**Dataset items:**
◆ ◆ ◆ ◆ ◆
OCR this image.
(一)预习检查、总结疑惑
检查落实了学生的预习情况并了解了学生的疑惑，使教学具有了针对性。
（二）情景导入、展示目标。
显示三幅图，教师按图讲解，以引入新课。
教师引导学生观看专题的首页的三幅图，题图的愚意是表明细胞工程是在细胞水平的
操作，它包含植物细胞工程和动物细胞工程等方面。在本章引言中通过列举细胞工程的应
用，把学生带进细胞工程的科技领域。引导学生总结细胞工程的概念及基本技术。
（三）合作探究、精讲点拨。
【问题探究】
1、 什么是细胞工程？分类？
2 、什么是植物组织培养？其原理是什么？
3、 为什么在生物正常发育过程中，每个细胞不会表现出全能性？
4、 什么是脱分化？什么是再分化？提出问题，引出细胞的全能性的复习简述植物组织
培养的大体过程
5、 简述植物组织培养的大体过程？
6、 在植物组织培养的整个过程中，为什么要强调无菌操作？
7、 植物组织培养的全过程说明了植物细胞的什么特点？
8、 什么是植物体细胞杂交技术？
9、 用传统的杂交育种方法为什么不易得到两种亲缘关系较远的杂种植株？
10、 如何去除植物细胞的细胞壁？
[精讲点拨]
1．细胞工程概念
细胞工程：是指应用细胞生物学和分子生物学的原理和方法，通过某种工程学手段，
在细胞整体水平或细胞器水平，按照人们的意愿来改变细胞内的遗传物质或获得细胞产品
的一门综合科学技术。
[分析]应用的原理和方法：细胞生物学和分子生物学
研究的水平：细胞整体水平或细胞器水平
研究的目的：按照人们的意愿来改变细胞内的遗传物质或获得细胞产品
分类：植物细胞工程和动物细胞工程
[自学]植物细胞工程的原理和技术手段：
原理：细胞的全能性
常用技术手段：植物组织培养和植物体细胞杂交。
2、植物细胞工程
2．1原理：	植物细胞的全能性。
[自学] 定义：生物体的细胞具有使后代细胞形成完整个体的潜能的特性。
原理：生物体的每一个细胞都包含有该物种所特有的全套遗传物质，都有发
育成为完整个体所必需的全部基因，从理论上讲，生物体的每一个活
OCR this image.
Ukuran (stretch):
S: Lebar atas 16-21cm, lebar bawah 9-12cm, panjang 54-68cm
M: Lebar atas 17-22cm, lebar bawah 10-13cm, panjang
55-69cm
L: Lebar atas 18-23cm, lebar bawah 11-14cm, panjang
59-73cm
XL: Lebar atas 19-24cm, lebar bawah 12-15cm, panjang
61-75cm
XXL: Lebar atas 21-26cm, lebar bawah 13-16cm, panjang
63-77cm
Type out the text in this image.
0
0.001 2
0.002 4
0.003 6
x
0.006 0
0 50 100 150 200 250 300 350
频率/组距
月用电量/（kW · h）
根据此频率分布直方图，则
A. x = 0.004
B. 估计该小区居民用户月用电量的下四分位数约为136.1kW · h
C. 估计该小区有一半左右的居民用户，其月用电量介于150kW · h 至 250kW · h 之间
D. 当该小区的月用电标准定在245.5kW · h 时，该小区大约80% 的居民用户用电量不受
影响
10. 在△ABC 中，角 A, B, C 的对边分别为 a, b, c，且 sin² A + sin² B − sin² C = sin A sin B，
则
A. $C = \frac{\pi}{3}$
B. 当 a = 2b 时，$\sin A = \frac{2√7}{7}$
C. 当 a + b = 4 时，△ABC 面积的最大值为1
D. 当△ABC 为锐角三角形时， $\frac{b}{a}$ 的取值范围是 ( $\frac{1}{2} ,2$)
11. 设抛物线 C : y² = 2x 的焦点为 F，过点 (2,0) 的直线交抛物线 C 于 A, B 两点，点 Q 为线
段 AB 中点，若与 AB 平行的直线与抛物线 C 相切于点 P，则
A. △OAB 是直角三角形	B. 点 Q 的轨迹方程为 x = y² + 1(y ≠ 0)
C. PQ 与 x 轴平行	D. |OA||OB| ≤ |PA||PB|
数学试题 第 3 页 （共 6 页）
◆ ◆ ◆ ◆ ◆
Gather from the entries above all lines that include the string "按照人们的意愿来改变细胞内的遗传物质或获得细胞产品".

**Complete answer:**
在细胞整体水平或细胞器水平，按照人们的意愿来改变细胞内的遗传物质或获得细胞产品
研究的目的：按照人们的意愿来改变细胞内的遗传物质或获得细胞产品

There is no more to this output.